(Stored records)
- - - - -
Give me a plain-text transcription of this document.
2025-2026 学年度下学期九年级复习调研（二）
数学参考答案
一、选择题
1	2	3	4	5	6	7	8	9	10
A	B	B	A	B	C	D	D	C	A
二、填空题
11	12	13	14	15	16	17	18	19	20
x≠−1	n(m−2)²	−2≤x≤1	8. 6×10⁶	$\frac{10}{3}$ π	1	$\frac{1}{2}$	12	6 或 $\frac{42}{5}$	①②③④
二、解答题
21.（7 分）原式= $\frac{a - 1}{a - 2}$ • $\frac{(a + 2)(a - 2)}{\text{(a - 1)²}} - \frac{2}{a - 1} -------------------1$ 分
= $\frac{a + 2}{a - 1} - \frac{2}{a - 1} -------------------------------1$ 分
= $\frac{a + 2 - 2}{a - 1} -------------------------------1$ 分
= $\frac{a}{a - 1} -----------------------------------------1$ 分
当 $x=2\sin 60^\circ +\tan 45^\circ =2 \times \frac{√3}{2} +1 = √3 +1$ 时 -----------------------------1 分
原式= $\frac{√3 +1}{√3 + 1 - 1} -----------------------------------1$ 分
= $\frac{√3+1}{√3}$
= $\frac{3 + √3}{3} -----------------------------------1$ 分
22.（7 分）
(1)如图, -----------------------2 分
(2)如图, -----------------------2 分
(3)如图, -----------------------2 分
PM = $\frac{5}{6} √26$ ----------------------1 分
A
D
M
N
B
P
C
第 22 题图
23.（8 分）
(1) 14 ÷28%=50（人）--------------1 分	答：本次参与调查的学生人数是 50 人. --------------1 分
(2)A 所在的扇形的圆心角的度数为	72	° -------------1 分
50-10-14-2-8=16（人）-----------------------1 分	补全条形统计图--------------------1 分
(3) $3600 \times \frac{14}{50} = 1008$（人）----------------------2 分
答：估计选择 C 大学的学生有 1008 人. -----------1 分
- - - - -
** Task requirements **
Isolate the lines above that contain the word "frac" and copy them.

** Solution to the exercise **
x≠−1	n(m−2)²	−2≤x≤1	8. 6×10⁶	$\frac{10}{3}$ π	1	$\frac{1}{2}$	12	6 或 $\frac{42}{5}$	①②③④
21.（7 分）原式= $\frac{a - 1}{a - 2}$ • $\frac{(a + 2)(a - 2)}{\text{(a - 1)²}} - \frac{2}{a - 1} -------------------1$ 分
= $\frac{a + 2}{a - 1} - \frac{2}{a - 1} -------------------------------1$ 分
= $\frac{a + 2 - 2}{a - 1} -------------------------------1$ 分
= $\frac{a}{a - 1} -----------------------------------------1$ 分
当 $x=2\sin 60^\circ +\tan 45^\circ =2 \times \frac{√3}{2} +1 = √3 +1$ 时 -----------------------------1 分
原式= $\frac{√3 +1}{√3 + 1 - 1} -----------------------------------1$ 分
= $\frac{√3+1}{√3}$
= $\frac{3 + √3}{3} -----------------------------------1$ 分
PM = $\frac{5}{6} √26$ ----------------------1 分
(3) $3600 \times \frac{14}{50} = 1008$（人）----------------------2 分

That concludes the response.